- _WRITTEN TASK_
Write only the number of lines in the records beneath that hold "icon".

----

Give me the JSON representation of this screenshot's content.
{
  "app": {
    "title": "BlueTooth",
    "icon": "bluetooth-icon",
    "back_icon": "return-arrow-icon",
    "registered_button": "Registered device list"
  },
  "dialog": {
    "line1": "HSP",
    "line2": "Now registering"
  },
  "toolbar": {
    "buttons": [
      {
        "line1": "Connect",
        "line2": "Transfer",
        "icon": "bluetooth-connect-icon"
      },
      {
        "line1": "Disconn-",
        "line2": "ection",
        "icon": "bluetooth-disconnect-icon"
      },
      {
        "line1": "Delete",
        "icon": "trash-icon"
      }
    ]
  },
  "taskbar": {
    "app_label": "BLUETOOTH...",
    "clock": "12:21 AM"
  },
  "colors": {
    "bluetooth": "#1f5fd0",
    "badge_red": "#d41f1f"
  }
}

----

- _FINISHED ANSWER_
5